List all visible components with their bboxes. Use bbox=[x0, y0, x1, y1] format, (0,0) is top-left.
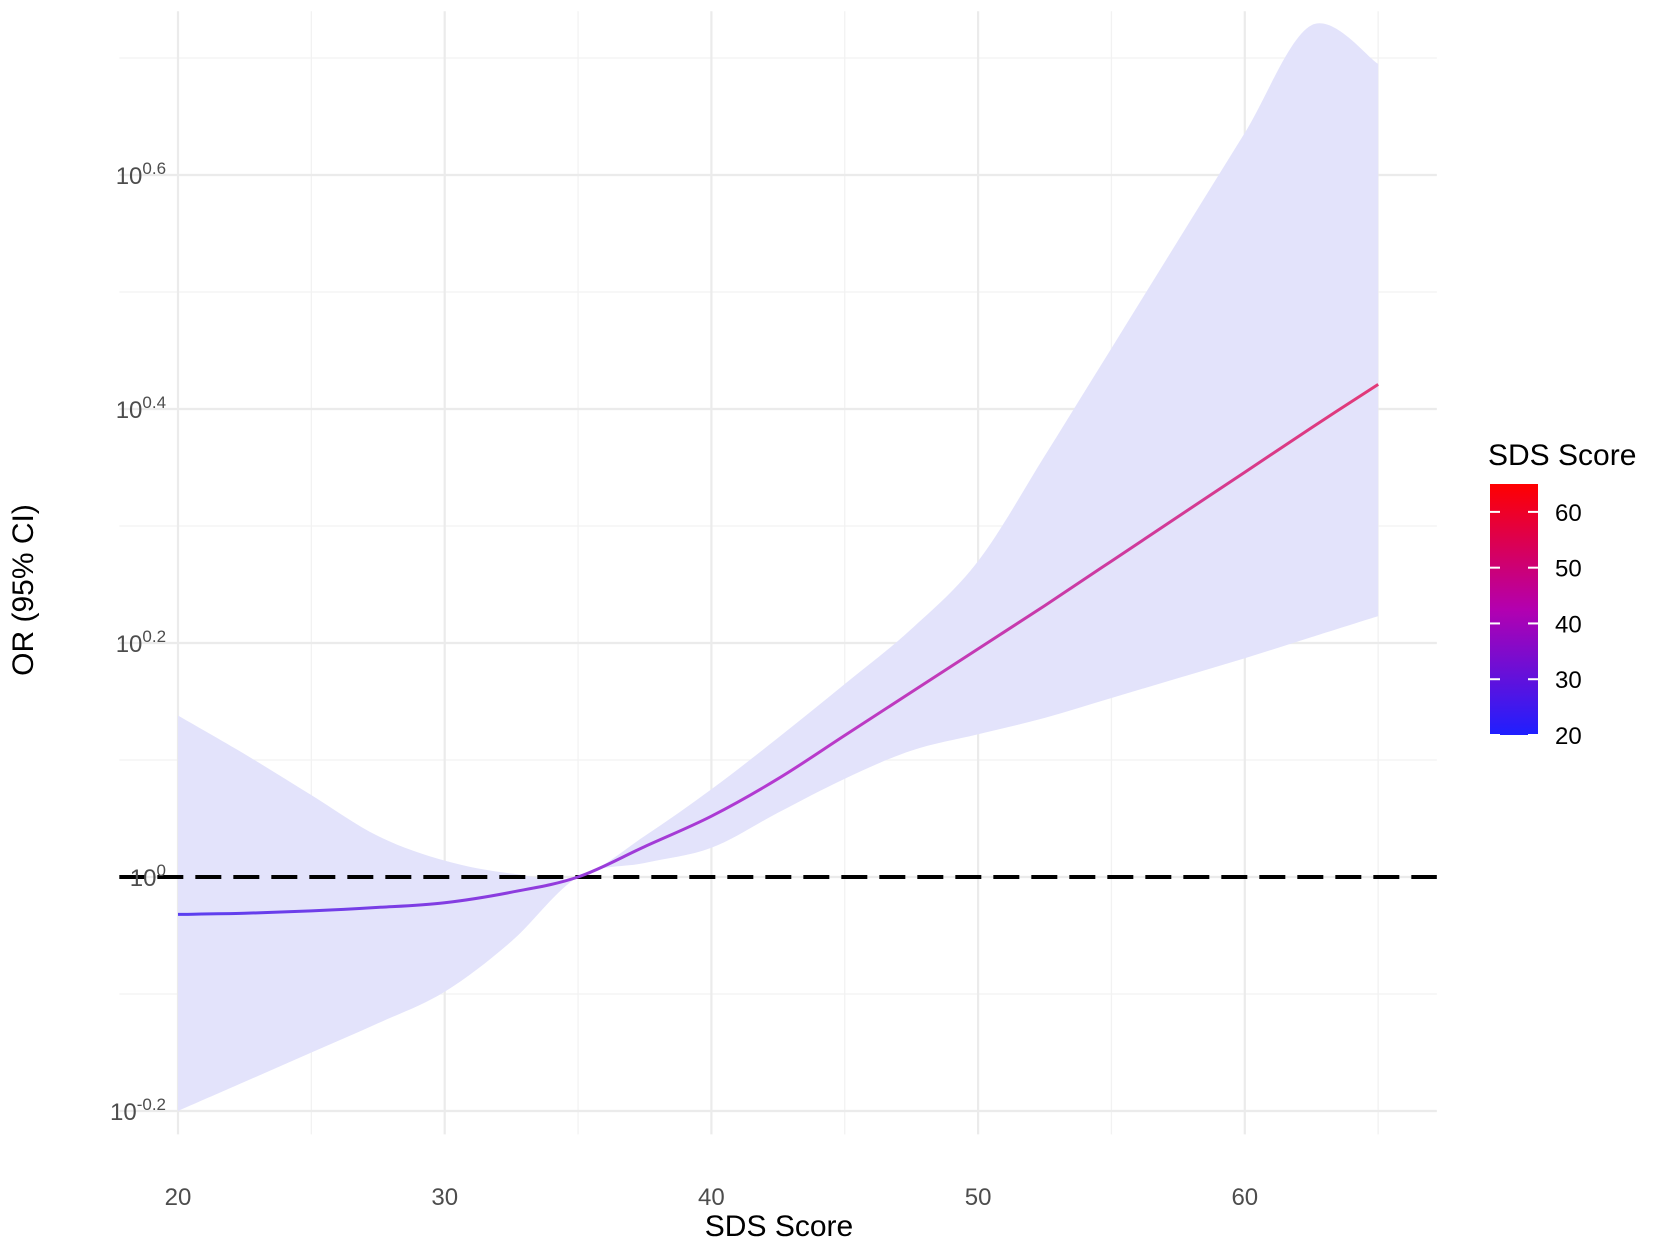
y-axis-ticks: 10-0.2 100 100.2 100.4 100.6 bbox=[110, 159, 166, 1126]
x-tick-label: 30 bbox=[431, 1184, 458, 1211]
x-axis-ticks: 20 30 40 50 60 bbox=[165, 1184, 1259, 1211]
y-tick-label: 100 bbox=[130, 861, 166, 892]
x-axis-title: SDS Score bbox=[705, 1210, 853, 1243]
x-tick-label: 40 bbox=[698, 1184, 725, 1211]
y-tick-label: 100.4 bbox=[116, 393, 166, 424]
y-axis-title: OR (95% CI) bbox=[7, 504, 40, 676]
colorbar-title: SDS Score bbox=[1488, 439, 1636, 472]
x-tick-label: 60 bbox=[1231, 1184, 1258, 1211]
x-tick-label: 50 bbox=[965, 1184, 992, 1211]
colorbar-tick-label: 50 bbox=[1555, 556, 1582, 583]
colorbar-tick-label: 60 bbox=[1555, 500, 1582, 527]
odds-ratio-line bbox=[177, 383, 1380, 916]
y-tick-label: 100.6 bbox=[116, 159, 166, 190]
colorbar-tick-label: 30 bbox=[1555, 667, 1582, 694]
colorbar-gradient bbox=[1490, 484, 1538, 735]
colorbar-tick-label: 20 bbox=[1555, 723, 1582, 750]
confidence-band bbox=[178, 23, 1379, 1112]
x-tick-label: 20 bbox=[165, 1184, 192, 1211]
colorbar-tick-label: 40 bbox=[1555, 611, 1582, 638]
colorbar-ticks: 20 30 40 50 60 bbox=[1490, 500, 1582, 750]
y-tick-label: 100.2 bbox=[116, 627, 166, 658]
y-tick-label: 10-0.2 bbox=[110, 1095, 166, 1126]
colorbar-legend: SDS Score 20 30 40 50 60 bbox=[1488, 439, 1636, 750]
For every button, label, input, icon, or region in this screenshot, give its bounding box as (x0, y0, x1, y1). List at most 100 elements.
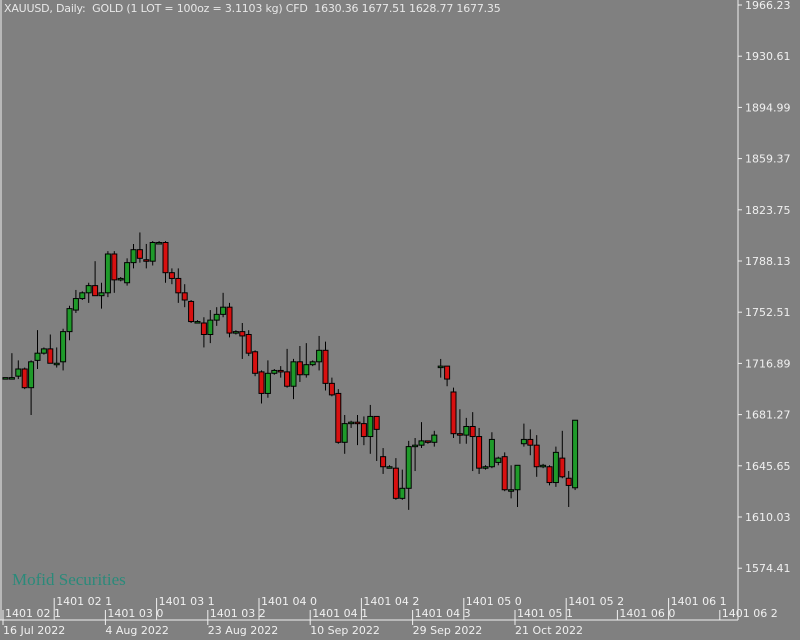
candle (476, 427, 483, 474)
candle (130, 243, 137, 269)
candle (98, 282, 105, 309)
candle-body (258, 371, 265, 394)
candle (540, 463, 547, 469)
candle (418, 422, 425, 449)
candle-body (444, 365, 451, 380)
candle-body (79, 292, 86, 300)
candle-body (143, 259, 150, 262)
candle (124, 258, 131, 286)
candle-body (53, 362, 60, 366)
price-tick-label: 1859.37 (745, 153, 791, 166)
candle-body (360, 423, 367, 438)
secondary-time-label: 1401 04 0 (261, 595, 317, 608)
candle-body (520, 438, 527, 445)
candle-body (28, 361, 35, 389)
time-tick-label: 29 Sep 2022 (413, 624, 483, 637)
candle-body (15, 368, 22, 377)
price-tick-label: 1610.03 (745, 511, 791, 524)
candle (469, 412, 476, 472)
secondary-time-label: 1401 05 1 (517, 607, 573, 620)
secondary-time-label: 1401 05 0 (466, 595, 522, 608)
candle (181, 284, 188, 308)
candle (565, 471, 572, 507)
candle (559, 430, 566, 479)
candle (8, 353, 15, 380)
candle-body (168, 272, 175, 279)
candle (386, 465, 393, 469)
candle (322, 341, 329, 391)
candle (53, 347, 60, 368)
candle-body (456, 433, 463, 436)
candle-body (252, 351, 259, 374)
secondary-time-label: 1401 02 1 (5, 607, 61, 620)
candle (520, 423, 527, 447)
candle (117, 276, 124, 282)
candle (373, 415, 380, 461)
candle-body (341, 423, 348, 443)
candle-body (226, 306, 233, 334)
candle (188, 299, 195, 323)
candle-body (546, 466, 553, 484)
secondary-time-label: 1401 03 2 (210, 607, 266, 620)
candle (232, 330, 239, 335)
candle (21, 367, 28, 390)
candle (335, 389, 342, 444)
candle-body (386, 466, 393, 469)
candle-body (424, 440, 431, 443)
candle-body (8, 377, 15, 380)
candle-body (21, 368, 28, 389)
candle-body (213, 313, 220, 321)
candle-body (431, 434, 438, 443)
candle (367, 404, 374, 454)
chart-header: XAUUSD, Daily: GOLD (1 LOT = 100oz = 3.1… (4, 2, 501, 15)
candle (348, 420, 355, 428)
candle-body (117, 277, 124, 281)
candle-body (40, 348, 47, 354)
candle (412, 437, 419, 472)
candle-body (476, 436, 483, 469)
candle-body (412, 444, 419, 448)
candle-body (2, 377, 9, 380)
candle-body (469, 425, 476, 438)
candle (392, 458, 399, 500)
time-tick-label: 16 Jul 2022 (3, 624, 65, 637)
candle (463, 417, 470, 444)
candle-body (552, 451, 559, 484)
candle-body (559, 457, 566, 478)
time-tick-label: 4 Aug 2022 (105, 624, 168, 637)
candle-body (264, 372, 271, 394)
candle-body (380, 456, 387, 468)
candle-body (85, 285, 92, 294)
candle-body (136, 249, 143, 259)
price-tick-label: 1645.65 (745, 460, 791, 473)
candle (533, 435, 540, 477)
candle-body (66, 308, 73, 333)
candle (303, 343, 310, 378)
candle-body (277, 369, 284, 373)
price-tick-label: 1788.13 (745, 255, 791, 268)
candle-body (188, 300, 195, 323)
candle-body (450, 391, 457, 435)
candle-body (60, 331, 67, 363)
candle (40, 347, 47, 355)
candle-body (373, 415, 380, 430)
candle-body (418, 440, 425, 446)
candle (546, 465, 553, 486)
candle (92, 261, 99, 297)
candle-body (501, 456, 508, 491)
price-tick-label: 1966.23 (745, 0, 791, 12)
candle-body (335, 392, 342, 443)
candle-body (162, 242, 169, 274)
time-tick-label: 10 Sep 2022 (310, 624, 380, 637)
candle (252, 350, 259, 377)
secondary-time-label: 1401 06 2 (722, 607, 778, 620)
candle (79, 291, 86, 300)
candle-body (200, 322, 207, 335)
candle-body (367, 415, 374, 438)
candle-body (514, 464, 521, 491)
candle (245, 330, 252, 357)
candle-body (175, 277, 182, 294)
candle (34, 330, 41, 369)
candle-body (328, 382, 335, 396)
candle (207, 310, 214, 344)
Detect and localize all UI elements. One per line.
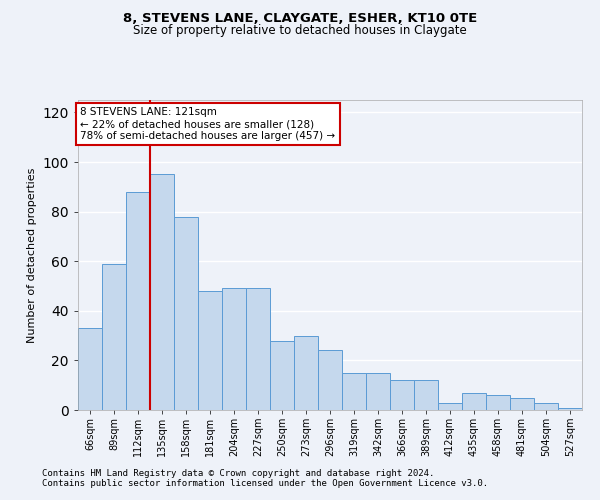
Text: Contains HM Land Registry data © Crown copyright and database right 2024.: Contains HM Land Registry data © Crown c… [42,468,434,477]
Bar [102,264,126,410]
Bar [150,174,174,410]
Bar [126,192,150,410]
Bar [558,408,582,410]
Text: 8, STEVENS LANE, CLAYGATE, ESHER, KT10 0TE: 8, STEVENS LANE, CLAYGATE, ESHER, KT10 0… [123,12,477,26]
Bar [198,291,222,410]
Bar [222,288,246,410]
Bar [438,402,462,410]
Bar [246,288,270,410]
Bar [318,350,342,410]
Bar [534,402,558,410]
Text: Size of property relative to detached houses in Claygate: Size of property relative to detached ho… [133,24,467,37]
Bar [366,373,390,410]
Bar [462,392,486,410]
Bar [174,216,198,410]
Bar [390,380,414,410]
Bar [270,340,294,410]
Bar [342,373,366,410]
Y-axis label: Number of detached properties: Number of detached properties [27,168,37,342]
Bar [294,336,318,410]
Bar [510,398,534,410]
Bar [486,395,510,410]
Bar [78,328,102,410]
Bar [414,380,438,410]
Text: 8 STEVENS LANE: 121sqm
← 22% of detached houses are smaller (128)
78% of semi-de: 8 STEVENS LANE: 121sqm ← 22% of detached… [80,108,335,140]
Text: Contains public sector information licensed under the Open Government Licence v3: Contains public sector information licen… [42,478,488,488]
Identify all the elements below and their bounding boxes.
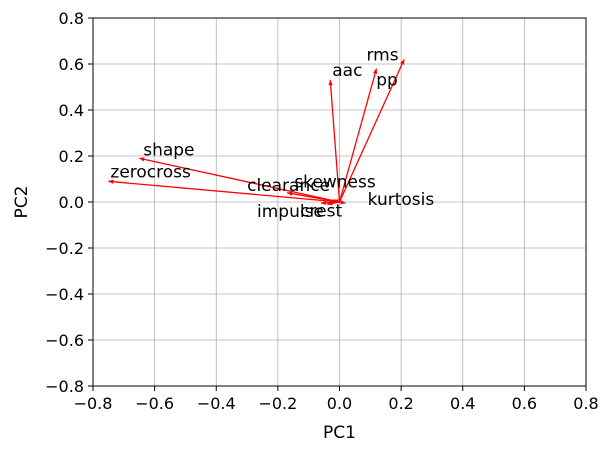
vector-label-impulse: impulse: [257, 202, 324, 222]
vector-arrowhead: [327, 201, 333, 206]
y-tick-label: 0.6: [59, 55, 84, 74]
vector-label-aac: aac: [332, 61, 362, 81]
y-axis-ticks: −0.8 −0.6 −0.4 −0.2 0.0 0.2 0.4 0.6 0.8: [45, 9, 93, 396]
vector-label-rms: rms: [366, 46, 398, 66]
vector-aac: [328, 80, 341, 203]
x-tick-label: −0.4: [197, 394, 236, 413]
vector-line: [338, 68, 378, 203]
x-tick-label: −0.8: [74, 394, 113, 413]
vector-label-zerocross: zerocross: [110, 162, 191, 182]
vector-pp: [338, 59, 405, 203]
vector-zerocross: [108, 179, 340, 203]
x-tick-label: 0.6: [512, 394, 537, 413]
vector-arrowhead: [340, 200, 346, 205]
vector-arrowhead: [108, 179, 114, 184]
vector-arrowhead: [400, 59, 405, 65]
vector-kurtosis: [339, 200, 346, 205]
vector-label-pp: pp: [376, 70, 398, 90]
vector-label-crest: crest: [300, 201, 342, 221]
vector-shape: [139, 157, 340, 203]
vector-line: [338, 59, 405, 203]
x-axis-ticks: −0.8 −0.6 −0.4 −0.2 0.0 0.2 0.4 0.6 0.8: [74, 386, 599, 413]
vector-arrowhead: [373, 68, 378, 75]
y-tick-label: 0.0: [59, 193, 84, 212]
vector-arrowhead: [321, 200, 327, 206]
vector-label-skewness: skewness: [294, 173, 376, 193]
y-axis-label: PC2: [12, 186, 32, 219]
vector-line: [329, 80, 341, 203]
vector-arrowhead: [287, 191, 293, 196]
vector-label-clearance: clearance: [247, 176, 330, 196]
vector-clearance: [287, 191, 340, 203]
vector-arrowhead: [328, 80, 333, 86]
x-tick-label: 0.4: [450, 394, 475, 413]
y-tick-label: −0.4: [45, 285, 84, 304]
vector-line: [139, 157, 340, 203]
x-tick-label: 0.0: [327, 394, 352, 413]
vector-label-shape: shape: [143, 140, 194, 160]
y-tick-label: −0.8: [45, 377, 84, 396]
y-tick-label: 0.4: [59, 101, 84, 120]
x-tick-label: −0.2: [258, 394, 297, 413]
loading-vectors: [108, 59, 405, 206]
y-tick-label: 0.2: [59, 147, 84, 166]
vector-rms: [338, 68, 378, 203]
vector-label-kurtosis: kurtosis: [368, 190, 435, 210]
vector-line: [108, 180, 340, 203]
x-tick-label: −0.6: [135, 394, 174, 413]
x-axis-label: PC1: [323, 423, 356, 443]
x-tick-label: 0.2: [388, 394, 413, 413]
y-tick-label: −0.2: [45, 239, 84, 258]
y-tick-label: 0.8: [59, 9, 84, 28]
y-tick-label: −0.6: [45, 331, 84, 350]
vector-line: [287, 192, 340, 203]
vector-crest: [327, 201, 340, 206]
vector-arrowhead: [139, 157, 145, 162]
x-tick-label: 0.8: [573, 394, 598, 413]
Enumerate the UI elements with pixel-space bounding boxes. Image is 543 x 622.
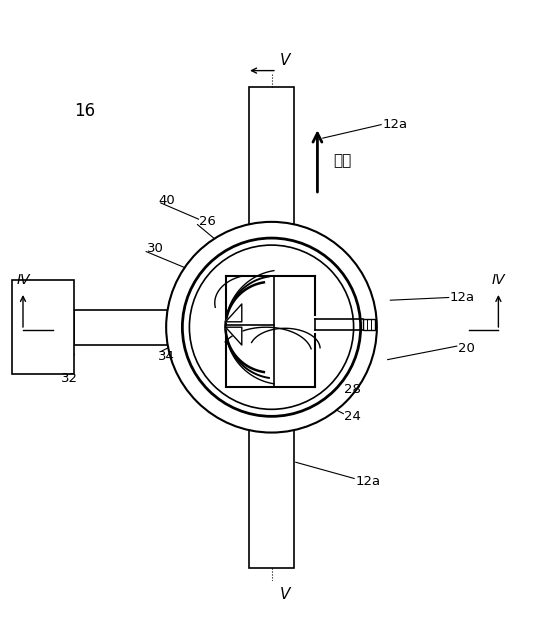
Text: 24: 24 — [344, 410, 361, 423]
Text: V: V — [280, 587, 290, 601]
Text: 26: 26 — [199, 215, 216, 228]
Text: 12a: 12a — [382, 118, 407, 131]
Circle shape — [166, 222, 377, 432]
Text: 32: 32 — [61, 372, 78, 385]
Text: 34: 34 — [158, 350, 175, 363]
Text: 40: 40 — [158, 194, 175, 207]
Text: 16: 16 — [74, 102, 96, 120]
Text: IV: IV — [16, 272, 30, 287]
Bar — [74, 310, 172, 345]
Polygon shape — [225, 304, 242, 322]
Text: 28: 28 — [344, 383, 361, 396]
Text: 30: 30 — [147, 243, 164, 256]
Polygon shape — [225, 327, 242, 345]
Text: IV: IV — [491, 272, 505, 287]
Bar — [249, 87, 294, 227]
Text: 12a: 12a — [450, 291, 475, 304]
Text: 12a: 12a — [355, 475, 380, 488]
Text: V: V — [280, 53, 290, 68]
Bar — [12, 280, 74, 374]
Text: 20: 20 — [458, 342, 475, 355]
Text: 排水: 排水 — [333, 154, 352, 169]
Bar — [249, 427, 294, 568]
Bar — [363, 318, 375, 330]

• • • • •

▶ [Requirement]
Return every line above that contains the string "title", matching case exactly.

▶ [Answer]
x-axis-title: SDS Score bbox=[705, 1210, 853, 1243]
y-axis-title: OR (95% CI) bbox=[7, 504, 40, 676]
colorbar-title: SDS Score bbox=[1488, 439, 1636, 472]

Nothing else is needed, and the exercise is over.